_Text shown_.
■ ■ ■
This all sounds plausible but it has empirical and conceptual problems. The empirical problem is that the measures of turbulence we have constructed—be it relative changes in employment across firms, sectors, or regions—show little evidence of an increase in turbulence. This could be a problem with our measurements, but I believe the measures deliver the right message: Sure, the world is changing, but it has changed in the past as well. Maybe “always changing” is the nature of the change. Perhaps the high-tech sector and the new economy of the past five years or so are indicative of more intense structural change, but this clearly does not account for the change in unemployment since 1975.

The conceptual problem is that if you need to reallocate labor but are prevented from doing so by high firing costs, it may be very bad for efficiency and growth. But it may not lead to high unemployment; the result may be that no one moves and no one is unemployed. Indeed, the empirical evidence is that high employment protection does not systematically lead to higher unemployment; it leads to a longer duration of unemployment, but lower flows through unemployment. The result for the unemployment rate is ambiguous.

I find another explanation more plausible and better grounded in the empirical data—although, even there, there are still a few holes. One of the dramatic differences between the U.S. and the European labor markets is that even at the same unemployment rate, Europe has much longer duration of unemployment and much lower flows of workers through the labor market. For example, over the past 20 years, Portugal and the United States have averaged about 6 percent unemployment. But the average individual duration of unemployment in the United States has been about 2–3 months, while in Portugal it has been around 8–12 months. At the same time, flows in and out of unemployment have been about four times smaller in Portugal. Since the unemployment rate can be thought of as the product of flows times duration, overall unemployment rates have been roughly the same in both countries, but the two labor markets are completely different. In the United States you lose your job, you wait a few months, you get another one. In Europe, you are much less likely to lose your job but more likely to remain unemployed longer if you do. This is why Europe, even at the same unemployment rate as the United States, has a very high proportion of long-term unemployed.
■ ■ ■
_Stored records_.
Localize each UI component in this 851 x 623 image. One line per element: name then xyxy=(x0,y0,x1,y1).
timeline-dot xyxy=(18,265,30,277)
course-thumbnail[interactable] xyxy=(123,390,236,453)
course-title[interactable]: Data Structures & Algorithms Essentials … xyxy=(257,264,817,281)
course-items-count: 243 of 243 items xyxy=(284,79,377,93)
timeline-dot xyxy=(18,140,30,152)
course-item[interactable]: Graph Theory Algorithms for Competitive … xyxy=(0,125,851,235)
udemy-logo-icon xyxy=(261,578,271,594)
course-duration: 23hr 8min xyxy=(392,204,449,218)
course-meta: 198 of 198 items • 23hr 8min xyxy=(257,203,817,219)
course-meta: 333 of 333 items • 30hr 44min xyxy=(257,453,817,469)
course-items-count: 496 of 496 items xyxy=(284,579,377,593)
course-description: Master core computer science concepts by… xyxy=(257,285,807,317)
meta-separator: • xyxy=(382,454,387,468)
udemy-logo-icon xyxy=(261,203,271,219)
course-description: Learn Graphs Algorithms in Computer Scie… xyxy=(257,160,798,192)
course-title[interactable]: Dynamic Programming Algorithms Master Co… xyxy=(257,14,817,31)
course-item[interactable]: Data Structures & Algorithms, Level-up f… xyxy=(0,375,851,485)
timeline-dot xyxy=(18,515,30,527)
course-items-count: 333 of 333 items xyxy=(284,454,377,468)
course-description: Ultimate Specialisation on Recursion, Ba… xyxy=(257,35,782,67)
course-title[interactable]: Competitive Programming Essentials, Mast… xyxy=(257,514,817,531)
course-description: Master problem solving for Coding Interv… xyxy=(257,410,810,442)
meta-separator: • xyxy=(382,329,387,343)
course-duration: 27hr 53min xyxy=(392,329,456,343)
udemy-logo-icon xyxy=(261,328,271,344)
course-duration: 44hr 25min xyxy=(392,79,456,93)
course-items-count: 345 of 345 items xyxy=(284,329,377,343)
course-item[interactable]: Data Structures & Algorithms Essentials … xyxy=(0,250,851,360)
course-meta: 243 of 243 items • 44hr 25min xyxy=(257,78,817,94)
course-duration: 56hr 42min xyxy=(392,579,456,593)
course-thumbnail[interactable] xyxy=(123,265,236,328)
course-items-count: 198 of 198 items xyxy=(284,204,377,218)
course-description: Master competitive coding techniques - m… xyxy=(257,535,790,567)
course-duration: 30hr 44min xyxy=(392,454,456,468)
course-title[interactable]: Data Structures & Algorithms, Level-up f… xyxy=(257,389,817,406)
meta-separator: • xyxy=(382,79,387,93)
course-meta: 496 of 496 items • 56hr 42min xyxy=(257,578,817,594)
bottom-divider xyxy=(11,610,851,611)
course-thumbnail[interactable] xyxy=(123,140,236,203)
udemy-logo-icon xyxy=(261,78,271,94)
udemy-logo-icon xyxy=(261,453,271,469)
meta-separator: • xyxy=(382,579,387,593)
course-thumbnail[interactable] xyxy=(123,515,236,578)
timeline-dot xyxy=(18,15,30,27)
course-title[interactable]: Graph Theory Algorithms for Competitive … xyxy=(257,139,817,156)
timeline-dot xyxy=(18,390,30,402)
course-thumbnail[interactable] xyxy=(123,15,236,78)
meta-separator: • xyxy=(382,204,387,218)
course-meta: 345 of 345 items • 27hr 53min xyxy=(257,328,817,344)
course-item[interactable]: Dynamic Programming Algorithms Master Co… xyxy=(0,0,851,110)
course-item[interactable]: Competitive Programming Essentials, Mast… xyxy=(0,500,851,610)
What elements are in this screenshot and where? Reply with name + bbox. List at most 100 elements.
■ ■ ■
_Written task A_. Pull out, word for word, everything in the unemployment passage above from "The conceptual problem" down to "rate is ambiguous.".
_Written task B_. Decide whether each statement agrees with the unemployment passage above, and answer yes or no with the words from it that settle the matter: (i) Portugal and the United States have both averaged about 6 percent unemployment over the past 20 years. (ii) Flows in and out of unemployment have been about four times larger in Portugal. (iii) High employment protection systematically leads to higher unemployment.

_Exercise answer A_.
The conceptual problem is that if you need to reallocate labor but are prevented from doing so by high firing costs, it may be very bad for efficiency and growth. But it may not lead to high unemployment; the result may be that no one moves and no one is unemployed. Indeed, the empirical evidence is that high employment protection does not systematically lead to higher unemployment; it leads to a longer duration of unemployment, but lower flows through unemployment. The result for the unemployment rate is ambiguous.

_Exercise answer B_.
(i) Yes: "over the past 20 years, Portugal and the United States have averaged about 6 percent unemployment."
(ii) No: "flows in and out of unemployment have been about four times smaller in Portugal."
(iii) No: "high employment protection does not systematically lead to higher unemployment"